Stored records:
-- Start --
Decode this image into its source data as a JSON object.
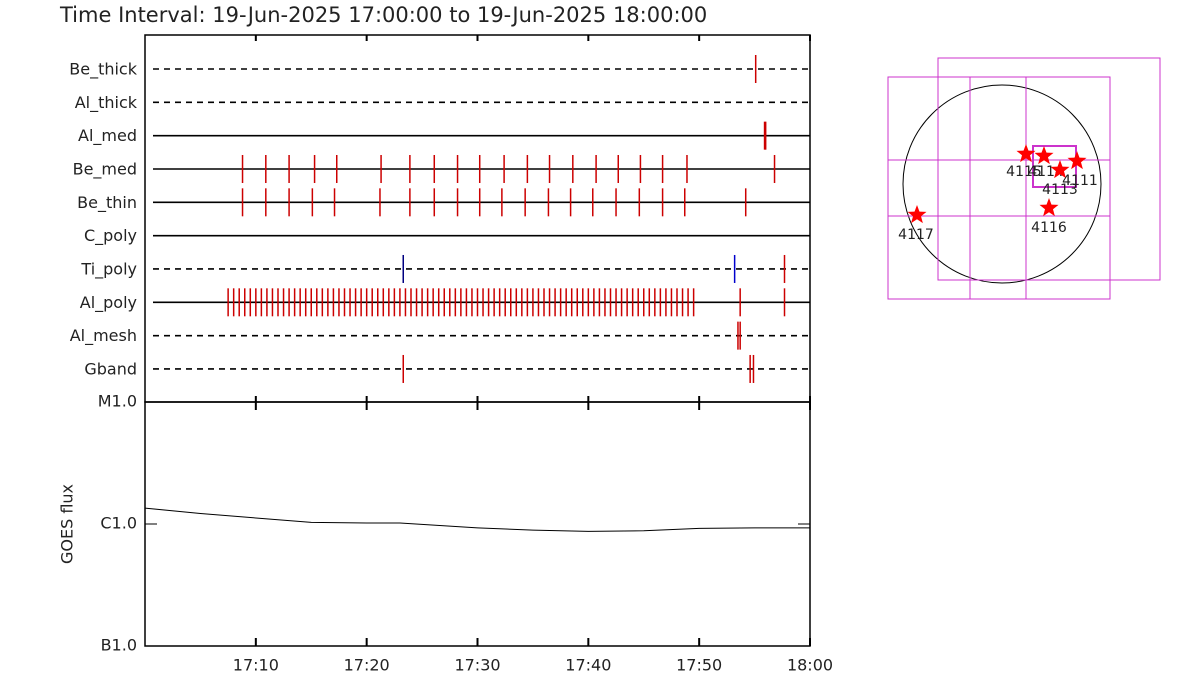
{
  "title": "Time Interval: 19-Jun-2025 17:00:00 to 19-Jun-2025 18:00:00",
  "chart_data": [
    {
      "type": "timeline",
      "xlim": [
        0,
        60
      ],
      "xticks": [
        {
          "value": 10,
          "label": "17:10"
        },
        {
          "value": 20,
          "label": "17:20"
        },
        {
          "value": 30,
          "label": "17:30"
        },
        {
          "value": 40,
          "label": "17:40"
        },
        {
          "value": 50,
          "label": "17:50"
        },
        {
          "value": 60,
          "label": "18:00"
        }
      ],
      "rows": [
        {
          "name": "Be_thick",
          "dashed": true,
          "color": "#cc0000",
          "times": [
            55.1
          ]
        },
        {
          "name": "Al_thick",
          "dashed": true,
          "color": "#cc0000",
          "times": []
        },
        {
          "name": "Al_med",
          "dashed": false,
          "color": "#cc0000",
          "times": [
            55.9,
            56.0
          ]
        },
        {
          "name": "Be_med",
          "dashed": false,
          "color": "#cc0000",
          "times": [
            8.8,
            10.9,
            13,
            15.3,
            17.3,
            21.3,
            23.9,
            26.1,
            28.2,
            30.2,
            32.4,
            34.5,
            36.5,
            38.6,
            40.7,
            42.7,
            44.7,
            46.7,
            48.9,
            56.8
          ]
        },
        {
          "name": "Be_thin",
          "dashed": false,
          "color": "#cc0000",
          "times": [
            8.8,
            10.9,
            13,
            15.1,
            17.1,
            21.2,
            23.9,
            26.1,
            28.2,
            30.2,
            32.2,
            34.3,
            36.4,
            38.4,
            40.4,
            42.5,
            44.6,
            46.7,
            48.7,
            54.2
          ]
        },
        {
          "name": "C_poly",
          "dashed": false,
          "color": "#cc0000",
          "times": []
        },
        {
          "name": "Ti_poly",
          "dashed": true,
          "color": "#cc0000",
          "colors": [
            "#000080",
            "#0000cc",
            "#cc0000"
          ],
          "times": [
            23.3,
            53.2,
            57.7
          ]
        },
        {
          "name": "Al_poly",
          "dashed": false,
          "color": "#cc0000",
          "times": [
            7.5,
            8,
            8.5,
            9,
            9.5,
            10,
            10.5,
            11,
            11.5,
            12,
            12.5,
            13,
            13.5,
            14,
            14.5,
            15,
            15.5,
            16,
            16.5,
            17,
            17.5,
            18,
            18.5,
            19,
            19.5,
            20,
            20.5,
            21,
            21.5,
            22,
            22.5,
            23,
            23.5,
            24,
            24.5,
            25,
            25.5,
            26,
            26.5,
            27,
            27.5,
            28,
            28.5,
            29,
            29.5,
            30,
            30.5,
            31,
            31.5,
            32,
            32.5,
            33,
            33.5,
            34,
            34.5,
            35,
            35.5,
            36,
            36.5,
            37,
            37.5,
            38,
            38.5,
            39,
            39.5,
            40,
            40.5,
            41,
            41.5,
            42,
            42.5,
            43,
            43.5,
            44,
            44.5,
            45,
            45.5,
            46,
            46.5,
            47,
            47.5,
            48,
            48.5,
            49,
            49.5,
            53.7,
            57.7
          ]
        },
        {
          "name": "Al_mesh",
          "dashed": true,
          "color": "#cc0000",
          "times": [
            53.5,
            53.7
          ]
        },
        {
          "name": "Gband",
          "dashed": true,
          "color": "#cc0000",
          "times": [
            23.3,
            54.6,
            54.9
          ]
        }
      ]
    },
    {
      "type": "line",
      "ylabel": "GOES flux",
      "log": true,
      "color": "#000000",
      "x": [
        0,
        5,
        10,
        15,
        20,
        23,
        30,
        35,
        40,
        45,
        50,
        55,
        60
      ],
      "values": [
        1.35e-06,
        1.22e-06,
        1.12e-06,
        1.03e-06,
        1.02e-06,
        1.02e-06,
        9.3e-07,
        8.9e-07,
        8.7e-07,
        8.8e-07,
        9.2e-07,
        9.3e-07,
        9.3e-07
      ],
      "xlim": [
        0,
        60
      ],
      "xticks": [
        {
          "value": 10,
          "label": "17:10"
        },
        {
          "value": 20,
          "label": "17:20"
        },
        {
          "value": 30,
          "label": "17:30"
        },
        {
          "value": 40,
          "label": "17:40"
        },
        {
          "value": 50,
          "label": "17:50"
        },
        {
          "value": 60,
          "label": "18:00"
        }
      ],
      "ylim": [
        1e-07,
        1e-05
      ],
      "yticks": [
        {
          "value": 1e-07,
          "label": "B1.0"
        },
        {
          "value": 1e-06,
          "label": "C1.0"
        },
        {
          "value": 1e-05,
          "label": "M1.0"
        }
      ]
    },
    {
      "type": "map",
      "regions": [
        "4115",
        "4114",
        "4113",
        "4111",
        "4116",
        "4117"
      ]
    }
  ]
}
-- End --
__Your goal__. Quote the material in full and exactly; do not carry over its pictures.

__Complete answer__.
Decode this image into its source data as a JSON object.
{
  "title": "Time Interval: 19-Jun-2025 17:00:00 to 19-Jun-2025 18:00:00",
  "chart_data": [
    {
      "type": "timeline",
      "xlim": [
        0,
        60
      ],
      "xticks": [
        {
          "value": 10,
          "label": "17:10"
        },
        {
          "value": 20,
          "label": "17:20"
        },
        {
          "value": 30,
          "label": "17:30"
        },
        {
          "value": 40,
          "label": "17:40"
        },
        {
          "value": 50,
          "label": "17:50"
        },
        {
          "value": 60,
          "label": "18:00"
        }
      ],
      "rows": [
        {
          "name": "Be_thick",
          "dashed": true,
          "color": "#cc0000",
          "times": [
            55.1
          ]
        },
        {
          "name": "Al_thick",
          "dashed": true,
          "color": "#cc0000",
          "times": []
        },
        {
          "name": "Al_med",
          "dashed": false,
          "color": "#cc0000",
          "times": [
            55.9,
            56.0
          ]
        },
        {
          "name": "Be_med",
          "dashed": false,
          "color": "#cc0000",
          "times": [
            8.8,
            10.9,
            13,
            15.3,
            17.3,
            21.3,
            23.9,
            26.1,
            28.2,
            30.2,
            32.4,
            34.5,
            36.5,
            38.6,
            40.7,
            42.7,
            44.7,
            46.7,
            48.9,
            56.8
          ]
        },
        {
          "name": "Be_thin",
          "dashed": false,
          "color": "#cc0000",
          "times": [
            8.8,
            10.9,
            13,
            15.1,
            17.1,
            21.2,
            23.9,
            26.1,
            28.2,
            30.2,
            32.2,
            34.3,
            36.4,
            38.4,
            40.4,
            42.5,
            44.6,
            46.7,
            48.7,
            54.2
          ]
        },
        {
          "name": "C_poly",
          "dashed": false,
          "color": "#cc0000",
          "times": []
        },
        {
          "name": "Ti_poly",
          "dashed": true,
          "color": "#cc0000",
          "colors": [
            "#000080",
            "#0000cc",
            "#cc0000"
          ],
          "times": [
            23.3,
            53.2,
            57.7
          ]
        },
        {
          "name": "Al_poly",
          "dashed": false,
          "color": "#cc0000",
          "times": [
            7.5,
            8,
            8.5,
            9,
            9.5,
            10,
            10.5,
            11,
            11.5,
            12,
            12.5,
            13,
            13.5,
            14,
            14.5,
            15,
            15.5,
            16,
            16.5,
            17,
            17.5,
            18,
            18.5,
            19,
            19.5,
            20,
            20.5,
            21,
            21.5,
            22,
            22.5,
            23,
            23.5,
            24,
            24.5,
            25,
            25.5,
            26,
            26.5,
            27,
            27.5,
            28,
            28.5,
            29,
            29.5,
            30,
            30.5,
            31,
            31.5,
            32,
            32.5,
            33,
            33.5,
            34,
            34.5,
            35,
            35.5,
            36,
            36.5,
            37,
            37.5,
            38,
            38.5,
            39,
            39.5,
            40,
            40.5,
            41,
            41.5,
            42,
            42.5,
            43,
            43.5,
            44,
            44.5,
            45,
            45.5,
            46,
            46.5,
            47,
            47.5,
            48,
            48.5,
            49,
            49.5,
            53.7,
            57.7
          ]
        },
        {
          "name": "Al_mesh",
          "dashed": true,
          "color": "#cc0000",
          "times": [
            53.5,
            53.7
          ]
        },
        {
          "name": "Gband",
          "dashed": true,
          "color": "#cc0000",
          "times": [
            23.3,
            54.6,
            54.9
          ]
        }
      ]
    },
    {
      "type": "line",
      "ylabel": "GOES flux",
      "log": true,
      "color": "#000000",
      "x": [
        0,
        5,
        10,
        15,
        20,
        23,
        30,
        35,
        40,
        45,
        50,
        55,
        60
      ],
      "values": [
        1.35e-06,
        1.22e-06,
        1.12e-06,
        1.03e-06,
        1.02e-06,
        1.02e-06,
        9.3e-07,
        8.9e-07,
        8.7e-07,
        8.8e-07,
        9.2e-07,
        9.3e-07,
        9.3e-07
      ],
      "xlim": [
        0,
        60
      ],
      "xticks": [
        {
          "value": 10,
          "label": "17:10"
        },
        {
          "value": 20,
          "label": "17:20"
        },
        {
          "value": 30,
          "label": "17:30"
        },
        {
          "value": 40,
          "label": "17:40"
        },
        {
          "value": 50,
          "label": "17:50"
        },
        {
          "value": 60,
          "label": "18:00"
        }
      ],
      "ylim": [
        1e-07,
        1e-05
      ],
      "yticks": [
        {
          "value": 1e-07,
          "label": "B1.0"
        },
        {
          "value": 1e-06,
          "label": "C1.0"
        },
        {
          "value": 1e-05,
          "label": "M1.0"
        }
      ]
    },
    {
      "type": "map",
      "regions": [
        "4115",
        "4114",
        "4113",
        "4111",
        "4116",
        "4117"
      ]
    }
  ]
}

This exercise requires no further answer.